§ Your goal: Reproduce each line of the material precisely.

--- Listed records ---

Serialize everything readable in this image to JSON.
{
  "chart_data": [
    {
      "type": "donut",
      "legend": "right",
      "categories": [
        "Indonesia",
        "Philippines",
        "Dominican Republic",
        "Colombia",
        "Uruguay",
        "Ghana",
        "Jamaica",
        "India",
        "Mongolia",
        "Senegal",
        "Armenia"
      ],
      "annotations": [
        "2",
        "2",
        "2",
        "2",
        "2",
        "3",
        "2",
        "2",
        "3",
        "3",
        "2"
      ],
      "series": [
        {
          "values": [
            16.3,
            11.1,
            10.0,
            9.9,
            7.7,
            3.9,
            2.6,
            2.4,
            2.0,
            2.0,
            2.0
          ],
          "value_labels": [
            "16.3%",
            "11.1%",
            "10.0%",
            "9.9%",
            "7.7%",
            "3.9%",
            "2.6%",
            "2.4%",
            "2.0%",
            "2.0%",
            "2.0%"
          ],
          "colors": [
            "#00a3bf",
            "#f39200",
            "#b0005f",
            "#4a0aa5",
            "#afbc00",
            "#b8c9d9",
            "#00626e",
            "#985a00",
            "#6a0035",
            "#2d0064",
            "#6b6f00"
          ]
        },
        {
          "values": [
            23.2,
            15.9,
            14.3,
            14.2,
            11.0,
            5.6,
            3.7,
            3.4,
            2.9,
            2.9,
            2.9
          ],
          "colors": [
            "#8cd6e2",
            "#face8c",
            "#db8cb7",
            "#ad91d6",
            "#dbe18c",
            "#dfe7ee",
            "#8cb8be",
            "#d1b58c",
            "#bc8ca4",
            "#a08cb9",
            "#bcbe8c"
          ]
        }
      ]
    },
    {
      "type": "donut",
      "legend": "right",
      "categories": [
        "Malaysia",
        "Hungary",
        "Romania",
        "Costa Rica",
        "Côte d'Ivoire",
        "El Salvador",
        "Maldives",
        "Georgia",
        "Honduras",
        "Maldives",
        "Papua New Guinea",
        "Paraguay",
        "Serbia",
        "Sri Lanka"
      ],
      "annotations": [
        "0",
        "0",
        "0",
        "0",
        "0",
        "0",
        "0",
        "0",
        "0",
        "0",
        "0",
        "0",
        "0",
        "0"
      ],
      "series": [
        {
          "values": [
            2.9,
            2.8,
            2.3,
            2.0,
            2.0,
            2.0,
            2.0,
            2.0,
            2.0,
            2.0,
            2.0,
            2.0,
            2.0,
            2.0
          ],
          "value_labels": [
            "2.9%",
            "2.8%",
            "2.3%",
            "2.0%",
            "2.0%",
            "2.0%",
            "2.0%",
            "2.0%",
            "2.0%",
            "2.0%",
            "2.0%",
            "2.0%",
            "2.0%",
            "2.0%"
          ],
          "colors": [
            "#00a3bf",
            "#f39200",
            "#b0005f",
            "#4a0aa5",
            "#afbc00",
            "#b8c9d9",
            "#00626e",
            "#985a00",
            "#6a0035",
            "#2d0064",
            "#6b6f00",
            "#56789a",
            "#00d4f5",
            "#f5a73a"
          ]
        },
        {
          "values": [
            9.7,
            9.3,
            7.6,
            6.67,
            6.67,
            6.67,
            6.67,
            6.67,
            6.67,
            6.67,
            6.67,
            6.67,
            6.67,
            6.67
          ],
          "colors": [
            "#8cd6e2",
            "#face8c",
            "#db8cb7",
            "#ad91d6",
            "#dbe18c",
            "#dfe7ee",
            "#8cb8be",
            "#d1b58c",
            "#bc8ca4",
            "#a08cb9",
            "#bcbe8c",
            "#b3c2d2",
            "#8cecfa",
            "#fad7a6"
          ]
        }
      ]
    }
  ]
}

---

§ Written answer:
Serialize everything readable in this image to JSON.
{
  "chart_data": [
    {
      "type": "donut",
      "legend": "right",
      "categories": [
        "Indonesia",
        "Philippines",
        "Dominican Republic",
        "Colombia",
        "Uruguay",
        "Ghana",
        "Jamaica",
        "India",
        "Mongolia",
        "Senegal",
        "Armenia"
      ],
      "annotations": [
        "2",
        "2",
        "2",
        "2",
        "2",
        "3",
        "2",
        "2",
        "3",
        "3",
        "2"
      ],
      "series": [
        {
          "values": [
            16.3,
            11.1,
            10.0,
            9.9,
            7.7,
            3.9,
            2.6,
            2.4,
            2.0,
            2.0,
            2.0
          ],
          "value_labels": [
            "16.3%",
            "11.1%",
            "10.0%",
            "9.9%",
            "7.7%",
            "3.9%",
            "2.6%",
            "2.4%",
            "2.0%",
            "2.0%",
            "2.0%"
          ],
          "colors": [
            "#00a3bf",
            "#f39200",
            "#b0005f",
            "#4a0aa5",
            "#afbc00",
            "#b8c9d9",
            "#00626e",
            "#985a00",
            "#6a0035",
            "#2d0064",
            "#6b6f00"
          ]
        },
        {
          "values": [
            23.2,
            15.9,
            14.3,
            14.2,
            11.0,
            5.6,
            3.7,
            3.4,
            2.9,
            2.9,
            2.9
          ],
          "colors": [
            "#8cd6e2",
            "#face8c",
            "#db8cb7",
            "#ad91d6",
            "#dbe18c",
            "#dfe7ee",
            "#8cb8be",
            "#d1b58c",
            "#bc8ca4",
            "#a08cb9",
            "#bcbe8c"
          ]
        }
      ]
    },
    {
      "type": "donut",
      "legend": "right",
      "categories": [
        "Malaysia",
        "Hungary",
        "Romania",
        "Costa Rica",
        "Côte d'Ivoire",
        "El Salvador",
        "Maldives",
        "Georgia",
        "Honduras",
        "Maldives",
        "Papua New Guinea",
        "Paraguay",
        "Serbia",
        "Sri Lanka"
      ],
      "annotations": [
        "0",
        "0",
        "0",
        "0",
        "0",
        "0",
        "0",
        "0",
        "0",
        "0",
        "0",
        "0",
        "0",
        "0"
      ],
      "series": [
        {
          "values": [
            2.9,
            2.8,
            2.3,
            2.0,
            2.0,
            2.0,
            2.0,
            2.0,
            2.0,
            2.0,
            2.0,
            2.0,
            2.0,
            2.0
          ],
          "value_labels": [
            "2.9%",
            "2.8%",
            "2.3%",
            "2.0%",
            "2.0%",
            "2.0%",
            "2.0%",
            "2.0%",
            "2.0%",
            "2.0%",
            "2.0%",
            "2.0%",
            "2.0%",
            "2.0%"
          ],
          "colors": [
            "#00a3bf",
            "#f39200",
            "#b0005f",
            "#4a0aa5",
            "#afbc00",
            "#b8c9d9",
            "#00626e",
            "#985a00",
            "#6a0035",
            "#2d0064",
            "#6b6f00",
            "#56789a",
            "#00d4f5",
            "#f5a73a"
          ]
        },
        {
          "values": [
            9.7,
            9.3,
            7.6,
            6.67,
            6.67,
            6.67,
            6.67,
            6.67,
            6.67,
            6.67,
            6.67,
            6.67,
            6.67,
            6.67
          ],
          "colors": [
            "#8cd6e2",
            "#face8c",
            "#db8cb7",
            "#ad91d6",
            "#dbe18c",
            "#dfe7ee",
            "#8cb8be",
            "#d1b58c",
            "#bc8ca4",
            "#a08cb9",
            "#bcbe8c",
            "#b3c2d2",
            "#8cecfa",
            "#fad7a6"
          ]
        }
      ]
    }
  ]
}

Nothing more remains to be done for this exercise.